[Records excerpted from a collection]

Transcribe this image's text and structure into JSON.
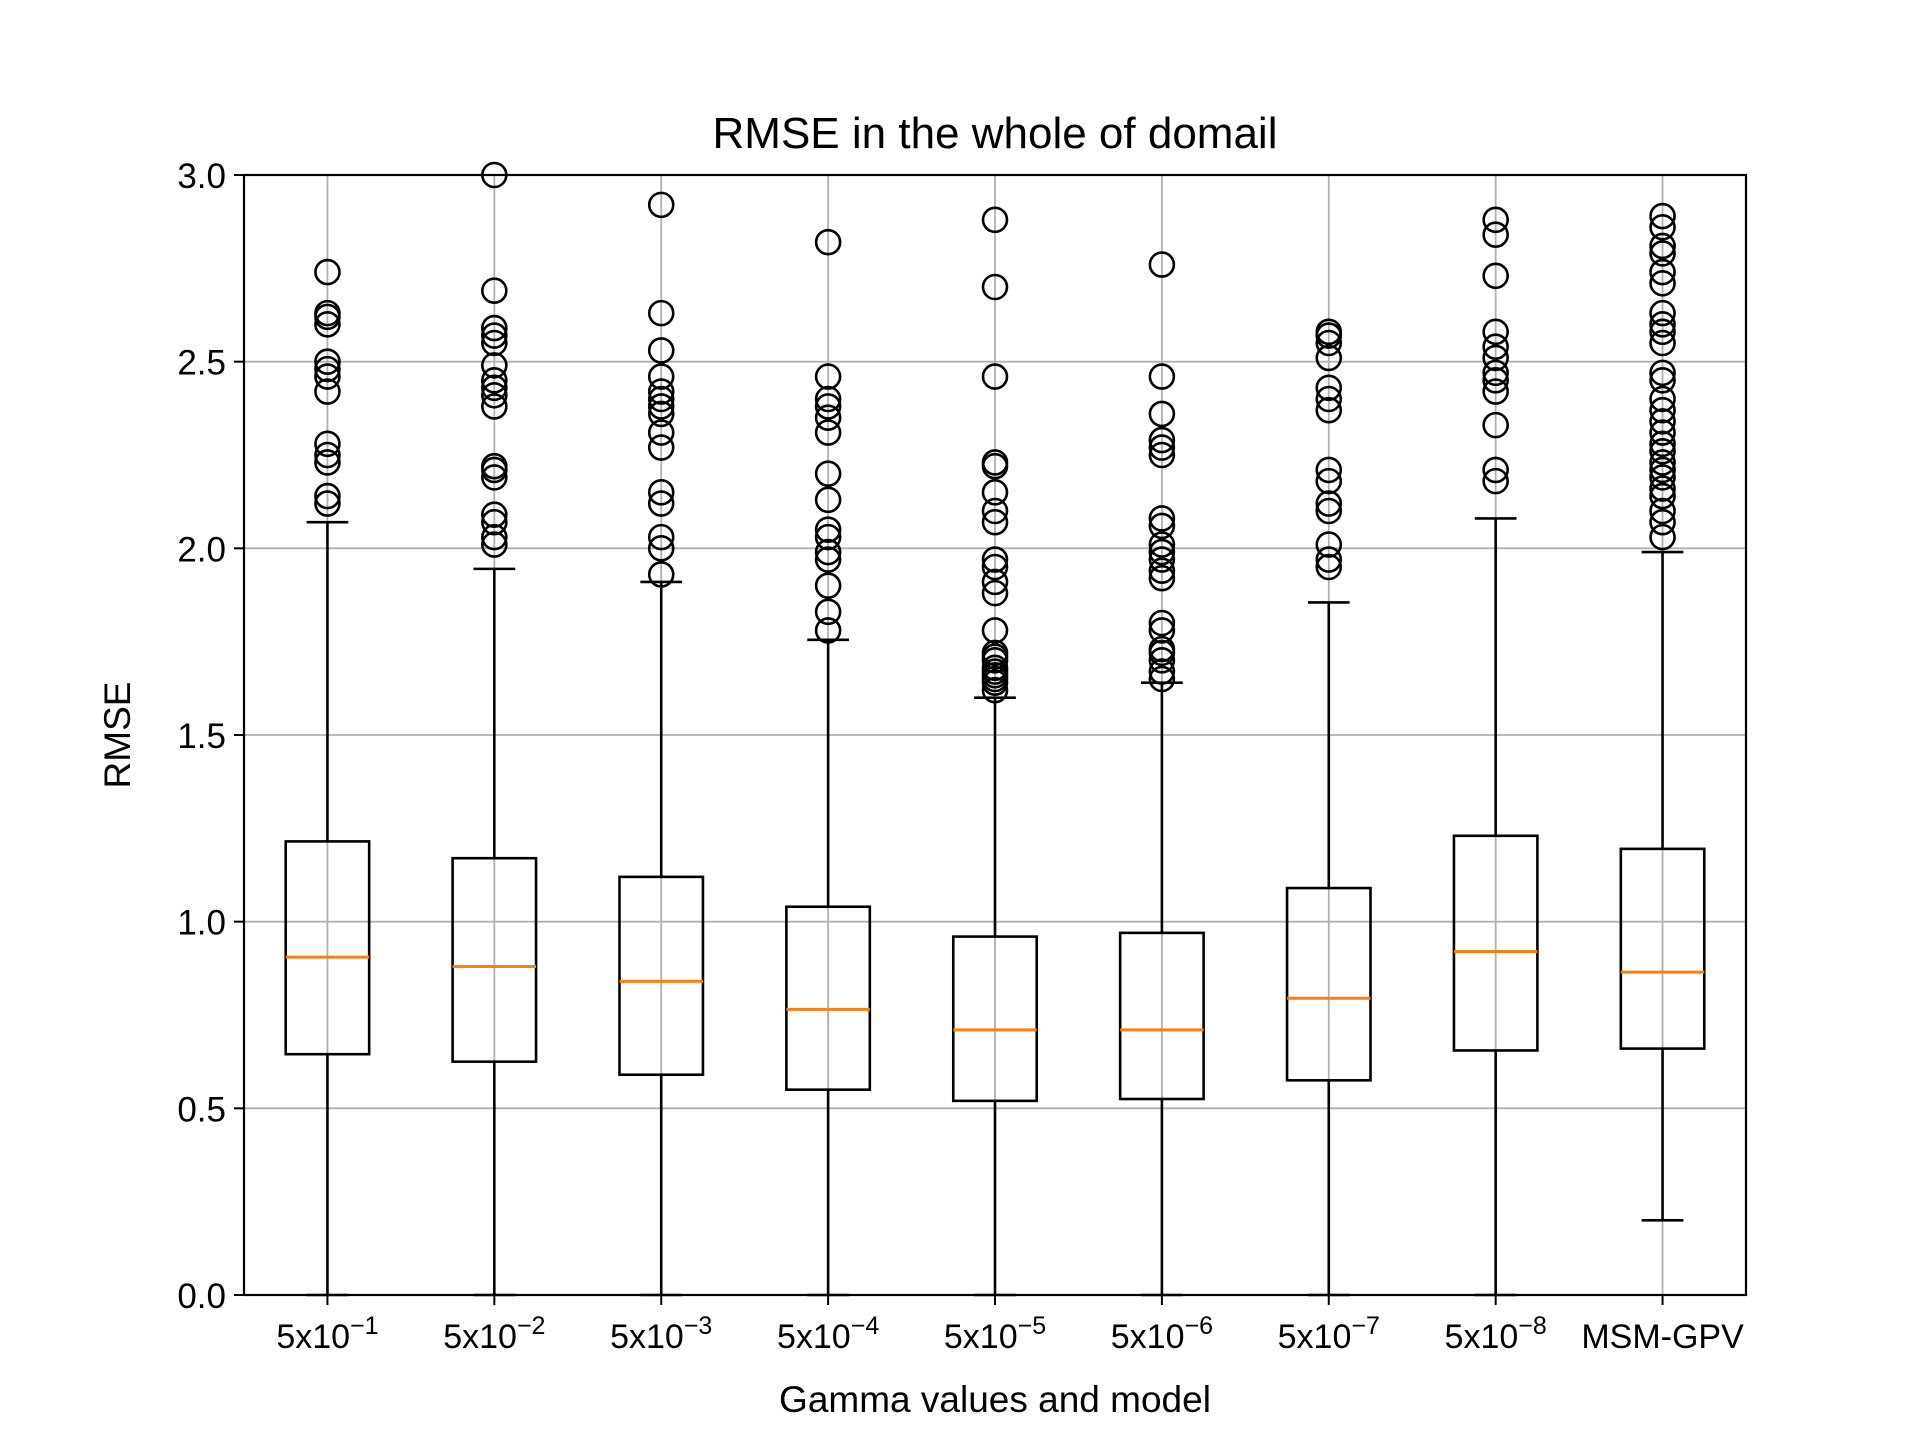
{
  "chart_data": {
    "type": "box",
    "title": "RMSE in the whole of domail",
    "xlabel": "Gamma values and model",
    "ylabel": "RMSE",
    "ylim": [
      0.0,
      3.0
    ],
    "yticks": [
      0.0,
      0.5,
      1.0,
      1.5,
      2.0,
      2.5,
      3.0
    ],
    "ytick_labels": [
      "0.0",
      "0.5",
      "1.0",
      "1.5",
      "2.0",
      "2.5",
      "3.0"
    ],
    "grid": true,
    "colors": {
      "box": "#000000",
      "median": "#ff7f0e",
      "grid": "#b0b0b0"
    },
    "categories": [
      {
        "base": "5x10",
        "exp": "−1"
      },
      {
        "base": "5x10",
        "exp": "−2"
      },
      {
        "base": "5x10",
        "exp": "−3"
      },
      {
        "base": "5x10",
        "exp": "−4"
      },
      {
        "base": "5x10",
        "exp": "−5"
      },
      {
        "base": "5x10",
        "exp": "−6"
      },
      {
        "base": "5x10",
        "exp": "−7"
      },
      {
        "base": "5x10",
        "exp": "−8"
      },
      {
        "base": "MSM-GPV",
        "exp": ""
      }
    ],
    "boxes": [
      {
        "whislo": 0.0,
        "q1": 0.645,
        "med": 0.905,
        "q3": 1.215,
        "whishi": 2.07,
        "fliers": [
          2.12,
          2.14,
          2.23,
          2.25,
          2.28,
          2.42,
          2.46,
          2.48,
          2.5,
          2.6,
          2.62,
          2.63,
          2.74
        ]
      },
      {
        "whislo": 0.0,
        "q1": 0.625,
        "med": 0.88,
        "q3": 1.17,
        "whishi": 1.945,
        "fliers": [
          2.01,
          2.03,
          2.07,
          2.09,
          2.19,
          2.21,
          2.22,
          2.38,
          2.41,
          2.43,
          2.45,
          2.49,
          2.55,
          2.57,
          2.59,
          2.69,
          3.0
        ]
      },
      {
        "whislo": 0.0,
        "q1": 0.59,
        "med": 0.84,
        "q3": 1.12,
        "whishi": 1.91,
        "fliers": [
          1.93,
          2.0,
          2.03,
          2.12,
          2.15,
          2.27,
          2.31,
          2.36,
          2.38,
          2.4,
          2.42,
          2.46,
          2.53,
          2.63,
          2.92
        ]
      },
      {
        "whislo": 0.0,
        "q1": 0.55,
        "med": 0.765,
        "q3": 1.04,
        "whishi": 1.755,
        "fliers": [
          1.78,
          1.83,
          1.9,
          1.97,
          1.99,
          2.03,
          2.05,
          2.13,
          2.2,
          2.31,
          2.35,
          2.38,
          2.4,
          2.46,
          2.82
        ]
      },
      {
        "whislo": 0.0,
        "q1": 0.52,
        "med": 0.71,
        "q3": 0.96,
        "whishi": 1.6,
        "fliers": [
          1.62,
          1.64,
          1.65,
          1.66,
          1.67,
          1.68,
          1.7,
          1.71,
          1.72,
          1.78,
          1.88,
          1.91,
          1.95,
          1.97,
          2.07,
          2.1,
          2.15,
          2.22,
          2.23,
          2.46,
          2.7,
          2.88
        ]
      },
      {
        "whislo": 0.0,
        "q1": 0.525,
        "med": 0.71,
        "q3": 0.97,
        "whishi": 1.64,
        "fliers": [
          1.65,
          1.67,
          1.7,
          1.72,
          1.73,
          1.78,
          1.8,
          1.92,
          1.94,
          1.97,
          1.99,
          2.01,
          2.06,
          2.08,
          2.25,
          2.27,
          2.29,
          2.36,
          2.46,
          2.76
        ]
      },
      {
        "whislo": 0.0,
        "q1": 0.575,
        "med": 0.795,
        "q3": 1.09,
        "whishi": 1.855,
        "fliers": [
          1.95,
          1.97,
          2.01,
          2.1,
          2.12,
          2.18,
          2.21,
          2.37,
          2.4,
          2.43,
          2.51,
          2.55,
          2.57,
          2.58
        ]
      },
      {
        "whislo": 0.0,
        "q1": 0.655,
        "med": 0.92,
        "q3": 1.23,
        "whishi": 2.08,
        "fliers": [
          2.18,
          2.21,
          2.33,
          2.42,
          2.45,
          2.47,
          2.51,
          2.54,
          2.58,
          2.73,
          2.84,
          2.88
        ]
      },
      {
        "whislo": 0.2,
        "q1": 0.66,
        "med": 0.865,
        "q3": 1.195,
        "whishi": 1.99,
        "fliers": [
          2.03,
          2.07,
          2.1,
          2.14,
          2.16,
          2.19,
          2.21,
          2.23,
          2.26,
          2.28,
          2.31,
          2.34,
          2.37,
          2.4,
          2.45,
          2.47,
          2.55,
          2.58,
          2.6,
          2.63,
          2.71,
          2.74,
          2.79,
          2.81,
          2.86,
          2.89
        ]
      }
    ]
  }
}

* * *

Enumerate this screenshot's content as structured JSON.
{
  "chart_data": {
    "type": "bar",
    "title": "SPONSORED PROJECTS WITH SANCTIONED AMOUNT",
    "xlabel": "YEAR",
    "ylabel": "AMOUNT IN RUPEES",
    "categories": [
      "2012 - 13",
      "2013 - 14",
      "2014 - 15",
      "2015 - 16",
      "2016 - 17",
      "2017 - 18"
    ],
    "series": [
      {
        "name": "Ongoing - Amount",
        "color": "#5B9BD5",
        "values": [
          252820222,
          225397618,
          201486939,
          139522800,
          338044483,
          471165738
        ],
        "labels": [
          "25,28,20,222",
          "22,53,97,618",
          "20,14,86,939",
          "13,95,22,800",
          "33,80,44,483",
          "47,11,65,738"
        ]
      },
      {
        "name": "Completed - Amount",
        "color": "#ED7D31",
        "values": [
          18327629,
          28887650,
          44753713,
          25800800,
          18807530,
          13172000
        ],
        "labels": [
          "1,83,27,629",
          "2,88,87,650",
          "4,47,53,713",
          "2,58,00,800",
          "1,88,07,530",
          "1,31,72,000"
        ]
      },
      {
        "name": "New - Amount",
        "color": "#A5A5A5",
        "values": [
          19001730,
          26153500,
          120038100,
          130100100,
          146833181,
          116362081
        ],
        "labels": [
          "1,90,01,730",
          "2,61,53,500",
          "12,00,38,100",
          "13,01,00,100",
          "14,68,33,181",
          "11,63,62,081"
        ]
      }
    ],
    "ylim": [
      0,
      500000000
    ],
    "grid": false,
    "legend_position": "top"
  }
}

What is being asked>
Which lines above contain the word "ylabel"? Copy each of them.

The response>
    "ylabel": "RMSE",
    "ylabel": "AMOUNT IN RUPEES",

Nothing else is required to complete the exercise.